=== TEXT SECTION ===
Publisher’s Note: This story has been updated Friday morning to correct the content. Human error by the publisher. Some day I’ll get my angel wings but for right now, I’m only human. Thank you for your patience.


June 6, 1944 – D-Day – This year marks the 81st anniversary of D-Day; a day that marked the beginning of the end of Hitler’s Third Reich, the day Allied forces traversed the English Channel, landed on Normandy beaches in the north of France, and pushed and kicked their way to Berlin.

Code-named Operation Overlord this was the largest amphibious landing of a military force ever attempted. The US had used amphibious landings earlier in the war, Operation Torch in French North Africa, Operation Husky in Sicily, the un-named Allied landing on mainland Italy at Salerno, the Dieppe Raid in France, Operation Shingle at Anzio, Italy and operation Dragoon in southern France at Marseille, but nothing on this scale. Operation Overlord began at 0016 hours, or 16 minutes after midnight on the morning of June 6 when Allied troops, from the US, Great Britain, and Canada would parachute, walk, run, crawl, swim, or drive onto the Normandy beaches. Parachutists of the 82nd and 101st Airborne Divisions were the first to touch French soil, dropping just beyond the beaches, further inland, and behind the German lines. They were accompanied by gliders full of men and equipment, pulled to the area behind a larger aircraft, and at the right moment, released from their tow-line and slowly and silently glide behind Hitler’s Atlantic Wall and the Normandy Beaches.
=== LISTED ENTRIES ===
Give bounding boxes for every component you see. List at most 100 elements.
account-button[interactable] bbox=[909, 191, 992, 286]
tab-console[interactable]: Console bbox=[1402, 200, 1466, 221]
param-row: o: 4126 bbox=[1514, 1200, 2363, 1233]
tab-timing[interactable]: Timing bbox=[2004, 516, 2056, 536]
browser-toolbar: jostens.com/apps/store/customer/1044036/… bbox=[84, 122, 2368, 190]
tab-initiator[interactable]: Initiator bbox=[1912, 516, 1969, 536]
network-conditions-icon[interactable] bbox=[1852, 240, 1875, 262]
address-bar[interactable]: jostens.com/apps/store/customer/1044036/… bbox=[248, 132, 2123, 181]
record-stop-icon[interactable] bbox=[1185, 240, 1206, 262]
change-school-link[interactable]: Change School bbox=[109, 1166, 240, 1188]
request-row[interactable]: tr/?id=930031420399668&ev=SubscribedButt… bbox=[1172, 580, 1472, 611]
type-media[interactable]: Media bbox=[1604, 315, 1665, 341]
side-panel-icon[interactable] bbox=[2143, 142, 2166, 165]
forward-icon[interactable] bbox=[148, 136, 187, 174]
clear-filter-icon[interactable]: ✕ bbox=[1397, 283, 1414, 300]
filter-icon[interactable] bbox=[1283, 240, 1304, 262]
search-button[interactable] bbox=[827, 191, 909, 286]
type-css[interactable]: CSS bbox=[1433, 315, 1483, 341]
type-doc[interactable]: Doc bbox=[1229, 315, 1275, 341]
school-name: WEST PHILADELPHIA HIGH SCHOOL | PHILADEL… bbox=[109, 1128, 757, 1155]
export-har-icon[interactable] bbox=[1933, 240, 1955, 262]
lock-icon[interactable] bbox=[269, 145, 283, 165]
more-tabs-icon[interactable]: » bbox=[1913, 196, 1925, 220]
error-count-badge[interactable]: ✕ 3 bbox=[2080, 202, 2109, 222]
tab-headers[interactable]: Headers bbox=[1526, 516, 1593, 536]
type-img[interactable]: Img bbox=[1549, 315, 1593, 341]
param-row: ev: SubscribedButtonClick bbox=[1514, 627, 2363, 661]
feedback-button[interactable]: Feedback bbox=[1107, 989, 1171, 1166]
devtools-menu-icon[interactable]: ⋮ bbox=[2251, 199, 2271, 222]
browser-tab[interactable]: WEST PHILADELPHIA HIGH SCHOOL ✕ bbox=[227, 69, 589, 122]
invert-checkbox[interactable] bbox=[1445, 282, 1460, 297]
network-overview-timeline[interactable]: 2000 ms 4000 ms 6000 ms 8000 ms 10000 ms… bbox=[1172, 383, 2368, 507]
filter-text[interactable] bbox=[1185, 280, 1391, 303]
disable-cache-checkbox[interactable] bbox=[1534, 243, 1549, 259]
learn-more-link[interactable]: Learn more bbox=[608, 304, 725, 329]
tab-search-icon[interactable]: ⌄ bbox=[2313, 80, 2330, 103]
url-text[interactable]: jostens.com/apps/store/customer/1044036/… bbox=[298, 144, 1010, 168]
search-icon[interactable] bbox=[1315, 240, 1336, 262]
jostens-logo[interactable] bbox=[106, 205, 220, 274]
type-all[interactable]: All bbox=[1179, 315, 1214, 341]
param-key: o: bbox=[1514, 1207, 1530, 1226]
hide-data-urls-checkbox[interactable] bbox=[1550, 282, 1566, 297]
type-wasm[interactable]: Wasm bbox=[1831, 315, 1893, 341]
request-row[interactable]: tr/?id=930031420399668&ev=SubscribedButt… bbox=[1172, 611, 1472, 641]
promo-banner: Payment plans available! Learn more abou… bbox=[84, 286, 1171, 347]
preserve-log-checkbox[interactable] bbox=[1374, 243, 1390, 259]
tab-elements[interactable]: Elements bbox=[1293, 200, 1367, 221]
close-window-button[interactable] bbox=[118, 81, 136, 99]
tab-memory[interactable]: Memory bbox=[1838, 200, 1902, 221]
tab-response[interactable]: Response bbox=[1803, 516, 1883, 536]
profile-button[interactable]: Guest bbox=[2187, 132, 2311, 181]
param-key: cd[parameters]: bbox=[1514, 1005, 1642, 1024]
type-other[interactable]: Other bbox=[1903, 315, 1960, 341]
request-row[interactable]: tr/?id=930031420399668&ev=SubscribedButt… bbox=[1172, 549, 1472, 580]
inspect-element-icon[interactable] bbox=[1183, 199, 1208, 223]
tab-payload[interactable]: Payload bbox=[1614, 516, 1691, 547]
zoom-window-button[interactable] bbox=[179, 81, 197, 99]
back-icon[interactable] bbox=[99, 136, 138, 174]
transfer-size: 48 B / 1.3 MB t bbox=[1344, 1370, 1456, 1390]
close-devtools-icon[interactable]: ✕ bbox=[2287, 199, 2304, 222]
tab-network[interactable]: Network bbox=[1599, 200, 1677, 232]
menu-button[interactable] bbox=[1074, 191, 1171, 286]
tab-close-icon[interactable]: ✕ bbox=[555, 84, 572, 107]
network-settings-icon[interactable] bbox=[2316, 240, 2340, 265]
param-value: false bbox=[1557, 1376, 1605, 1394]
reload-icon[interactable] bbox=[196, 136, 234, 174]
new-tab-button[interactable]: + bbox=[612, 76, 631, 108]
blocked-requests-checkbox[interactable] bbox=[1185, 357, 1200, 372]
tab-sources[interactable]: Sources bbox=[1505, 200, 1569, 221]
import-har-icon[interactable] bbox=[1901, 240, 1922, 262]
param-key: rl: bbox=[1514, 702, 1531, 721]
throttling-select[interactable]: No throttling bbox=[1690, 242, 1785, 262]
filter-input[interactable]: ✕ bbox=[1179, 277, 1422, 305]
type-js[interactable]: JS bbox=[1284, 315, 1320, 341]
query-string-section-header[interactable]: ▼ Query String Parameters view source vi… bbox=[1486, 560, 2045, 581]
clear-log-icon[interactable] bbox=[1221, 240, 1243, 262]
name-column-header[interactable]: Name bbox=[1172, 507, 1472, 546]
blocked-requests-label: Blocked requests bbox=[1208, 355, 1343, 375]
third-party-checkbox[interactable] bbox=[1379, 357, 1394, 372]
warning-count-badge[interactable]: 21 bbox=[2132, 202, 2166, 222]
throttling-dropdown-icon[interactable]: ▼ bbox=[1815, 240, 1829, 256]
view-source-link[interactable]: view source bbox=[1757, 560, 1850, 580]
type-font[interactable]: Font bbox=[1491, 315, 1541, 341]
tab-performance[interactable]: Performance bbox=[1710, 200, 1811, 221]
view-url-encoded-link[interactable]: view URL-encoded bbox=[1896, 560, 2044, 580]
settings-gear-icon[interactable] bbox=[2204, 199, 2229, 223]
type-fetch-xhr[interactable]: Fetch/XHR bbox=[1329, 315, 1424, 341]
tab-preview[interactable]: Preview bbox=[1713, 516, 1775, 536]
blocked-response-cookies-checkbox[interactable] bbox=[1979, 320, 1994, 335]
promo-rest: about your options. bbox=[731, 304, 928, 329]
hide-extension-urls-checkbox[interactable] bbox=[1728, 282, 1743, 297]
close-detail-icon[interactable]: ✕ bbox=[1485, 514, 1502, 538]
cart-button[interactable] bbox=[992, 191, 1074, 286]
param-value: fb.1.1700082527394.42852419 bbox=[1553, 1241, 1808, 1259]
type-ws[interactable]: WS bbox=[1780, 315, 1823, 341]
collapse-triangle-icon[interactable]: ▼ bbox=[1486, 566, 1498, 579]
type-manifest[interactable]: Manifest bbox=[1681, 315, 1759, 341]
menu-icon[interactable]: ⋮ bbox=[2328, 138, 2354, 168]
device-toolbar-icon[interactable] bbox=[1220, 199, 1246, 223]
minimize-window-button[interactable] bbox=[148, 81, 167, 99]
===
#### [BRIEF 1]
Echo the passage of the D-Day text from "Publisher’s Note: This" up to and including "for your patience.".
#### [BRIEF 2]
According to the D-Day text, which two airborne divisions were the first to touch French soil?
#### [BRIEF 3]
Go on with the D-Day text from where it stops.

#### [RESPONSE 1]
Publisher’s Note: This story has been updated Friday morning to correct the content. Human error by the publisher. Some day I’ll get my angel wings but for right now, I’m only human. Thank you for your patience.

#### [RESPONSE 2]
The 82nd and 101st Airborne Divisions.

#### [RESPONSE 3]
The statistics for this operation were stunning, nearly 160,000 Allied troops came ashore at Normandy Beaches and over 23,000 paratroopers. On the American side, 8,230 men were killed, wounded missing or captured. The number of British killed, wounded, missing or captured was 2,700 and Canada was 1,074. Germany lost an estimated 4,000 to 9,000 soldiers. Over 7,000 ships of every size, shape and description were deployed to carry men and equipment from England across what was a rather rough English Channel. Many of the men started what would be the longest day of their life grotesquely seasick. By June 30, over 850,000 men, 148,000 vehicles, and 570,000 tons of supplies had landed. It was a feat of logistics that almost seemed miraculous.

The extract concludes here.